» WHAT YOU HAVE TO DO
Copy the items word for word, from the first line of the items through the line that contains "value-previous: 847.69 (673, 197, 809, 274)", both included.

» PROVIDED RECORDS
%%

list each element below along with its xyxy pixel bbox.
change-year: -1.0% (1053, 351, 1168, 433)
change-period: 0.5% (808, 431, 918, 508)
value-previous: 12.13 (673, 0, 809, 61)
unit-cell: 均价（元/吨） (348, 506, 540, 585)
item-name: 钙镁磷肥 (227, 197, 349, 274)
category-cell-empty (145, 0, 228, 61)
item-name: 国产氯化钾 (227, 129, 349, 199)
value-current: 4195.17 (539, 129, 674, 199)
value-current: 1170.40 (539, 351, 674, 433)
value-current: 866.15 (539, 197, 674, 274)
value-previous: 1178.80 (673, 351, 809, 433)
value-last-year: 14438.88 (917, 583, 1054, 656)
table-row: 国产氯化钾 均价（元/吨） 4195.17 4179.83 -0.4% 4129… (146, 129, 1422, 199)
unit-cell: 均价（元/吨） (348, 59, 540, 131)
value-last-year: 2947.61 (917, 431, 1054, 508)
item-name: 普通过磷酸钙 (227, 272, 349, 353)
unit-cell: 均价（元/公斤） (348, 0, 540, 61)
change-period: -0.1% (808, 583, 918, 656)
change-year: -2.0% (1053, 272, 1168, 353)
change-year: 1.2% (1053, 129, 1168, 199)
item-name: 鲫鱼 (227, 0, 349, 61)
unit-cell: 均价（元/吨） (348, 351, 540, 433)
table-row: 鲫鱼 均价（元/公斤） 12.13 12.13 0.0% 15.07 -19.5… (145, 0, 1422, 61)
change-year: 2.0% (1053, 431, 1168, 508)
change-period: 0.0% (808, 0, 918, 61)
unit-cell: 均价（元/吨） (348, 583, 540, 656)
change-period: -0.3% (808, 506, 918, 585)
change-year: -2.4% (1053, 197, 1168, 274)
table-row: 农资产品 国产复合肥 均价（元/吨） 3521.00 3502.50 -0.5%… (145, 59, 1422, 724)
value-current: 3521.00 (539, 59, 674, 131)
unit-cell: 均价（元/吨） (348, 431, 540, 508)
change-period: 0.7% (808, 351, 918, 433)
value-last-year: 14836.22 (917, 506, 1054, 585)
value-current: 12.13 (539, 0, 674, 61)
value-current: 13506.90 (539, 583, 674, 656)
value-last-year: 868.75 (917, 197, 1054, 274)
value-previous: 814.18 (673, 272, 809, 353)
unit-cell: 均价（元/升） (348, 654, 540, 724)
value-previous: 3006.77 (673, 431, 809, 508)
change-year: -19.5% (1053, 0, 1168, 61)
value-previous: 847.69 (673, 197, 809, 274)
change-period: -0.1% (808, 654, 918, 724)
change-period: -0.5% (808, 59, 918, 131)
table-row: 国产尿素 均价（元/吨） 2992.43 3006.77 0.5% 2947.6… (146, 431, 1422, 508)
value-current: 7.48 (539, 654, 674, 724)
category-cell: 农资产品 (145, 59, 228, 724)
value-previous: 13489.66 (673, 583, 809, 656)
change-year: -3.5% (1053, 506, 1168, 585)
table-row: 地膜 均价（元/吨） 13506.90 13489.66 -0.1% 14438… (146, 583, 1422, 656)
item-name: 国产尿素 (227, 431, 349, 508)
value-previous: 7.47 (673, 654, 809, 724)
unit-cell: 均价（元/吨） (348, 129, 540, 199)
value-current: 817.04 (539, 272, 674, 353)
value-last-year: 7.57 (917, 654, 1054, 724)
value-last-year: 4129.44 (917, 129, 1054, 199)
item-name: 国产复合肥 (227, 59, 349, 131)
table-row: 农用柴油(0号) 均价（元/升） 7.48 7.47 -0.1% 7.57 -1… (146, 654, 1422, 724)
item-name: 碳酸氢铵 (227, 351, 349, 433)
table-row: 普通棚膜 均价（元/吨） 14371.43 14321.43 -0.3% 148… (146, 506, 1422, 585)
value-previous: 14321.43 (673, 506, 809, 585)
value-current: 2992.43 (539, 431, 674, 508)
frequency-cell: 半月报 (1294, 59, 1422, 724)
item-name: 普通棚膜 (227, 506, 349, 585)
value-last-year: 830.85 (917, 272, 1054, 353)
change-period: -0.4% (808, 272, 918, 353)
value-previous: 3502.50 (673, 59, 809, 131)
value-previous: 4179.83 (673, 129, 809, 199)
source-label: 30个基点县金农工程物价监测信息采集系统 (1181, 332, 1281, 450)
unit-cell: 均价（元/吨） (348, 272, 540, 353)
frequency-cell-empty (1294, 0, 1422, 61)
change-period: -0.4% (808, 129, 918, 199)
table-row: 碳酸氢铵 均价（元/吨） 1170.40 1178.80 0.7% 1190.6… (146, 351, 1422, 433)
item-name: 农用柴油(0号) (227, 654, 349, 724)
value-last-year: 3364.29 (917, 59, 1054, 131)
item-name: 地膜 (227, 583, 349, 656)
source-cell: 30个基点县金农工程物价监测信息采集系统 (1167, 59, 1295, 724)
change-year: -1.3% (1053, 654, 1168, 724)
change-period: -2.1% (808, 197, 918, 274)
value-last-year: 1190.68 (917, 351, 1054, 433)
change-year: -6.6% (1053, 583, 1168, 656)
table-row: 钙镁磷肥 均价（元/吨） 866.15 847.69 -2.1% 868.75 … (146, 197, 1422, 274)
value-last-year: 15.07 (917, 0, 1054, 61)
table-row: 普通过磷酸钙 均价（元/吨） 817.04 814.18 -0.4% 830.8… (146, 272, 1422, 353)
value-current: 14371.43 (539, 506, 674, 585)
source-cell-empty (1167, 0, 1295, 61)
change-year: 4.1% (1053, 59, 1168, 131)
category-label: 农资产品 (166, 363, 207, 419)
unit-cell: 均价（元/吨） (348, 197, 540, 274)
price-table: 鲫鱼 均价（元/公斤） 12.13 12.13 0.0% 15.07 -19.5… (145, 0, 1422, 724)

%%

» COMPLETE OUTPUT
list each element below along with its xyxy pixel bbox.
change-year: -1.0% (1053, 351, 1168, 433)
change-period: 0.5% (808, 431, 918, 508)
value-previous: 12.13 (673, 0, 809, 61)
unit-cell: 均价（元/吨） (348, 506, 540, 585)
item-name: 钙镁磷肥 (227, 197, 349, 274)
category-cell-empty (145, 0, 228, 61)
item-name: 国产氯化钾 (227, 129, 349, 199)
value-current: 4195.17 (539, 129, 674, 199)
value-current: 1170.40 (539, 351, 674, 433)
value-current: 866.15 (539, 197, 674, 274)
value-previous: 1178.80 (673, 351, 809, 433)
value-last-year: 14438.88 (917, 583, 1054, 656)
table-row: 国产氯化钾 均价（元/吨） 4195.17 4179.83 -0.4% 4129… (146, 129, 1422, 199)
unit-cell: 均价（元/吨） (348, 59, 540, 131)
value-last-year: 2947.61 (917, 431, 1054, 508)
item-name: 普通过磷酸钙 (227, 272, 349, 353)
unit-cell: 均价（元/公斤） (348, 0, 540, 61)
change-period: -0.1% (808, 583, 918, 656)
change-year: -2.0% (1053, 272, 1168, 353)
change-year: 1.2% (1053, 129, 1168, 199)
item-name: 鲫鱼 (227, 0, 349, 61)
unit-cell: 均价（元/吨） (348, 351, 540, 433)
table-row: 鲫鱼 均价（元/公斤） 12.13 12.13 0.0% 15.07 -19.5… (145, 0, 1422, 61)
change-year: 2.0% (1053, 431, 1168, 508)
change-period: 0.0% (808, 0, 918, 61)
unit-cell: 均价（元/吨） (348, 583, 540, 656)
change-period: -0.3% (808, 506, 918, 585)
change-year: -2.4% (1053, 197, 1168, 274)
table-row: 农资产品 国产复合肥 均价（元/吨） 3521.00 3502.50 -0.5%… (145, 59, 1422, 724)
value-current: 3521.00 (539, 59, 674, 131)
unit-cell: 均价（元/吨） (348, 431, 540, 508)
change-period: 0.7% (808, 351, 918, 433)
value-last-year: 14836.22 (917, 506, 1054, 585)
value-current: 12.13 (539, 0, 674, 61)
value-current: 13506.90 (539, 583, 674, 656)
value-last-year: 868.75 (917, 197, 1054, 274)
value-previous: 814.18 (673, 272, 809, 353)
unit-cell: 均价（元/升） (348, 654, 540, 724)
value-previous: 3006.77 (673, 431, 809, 508)
change-year: -19.5% (1053, 0, 1168, 61)
value-previous: 847.69 (673, 197, 809, 274)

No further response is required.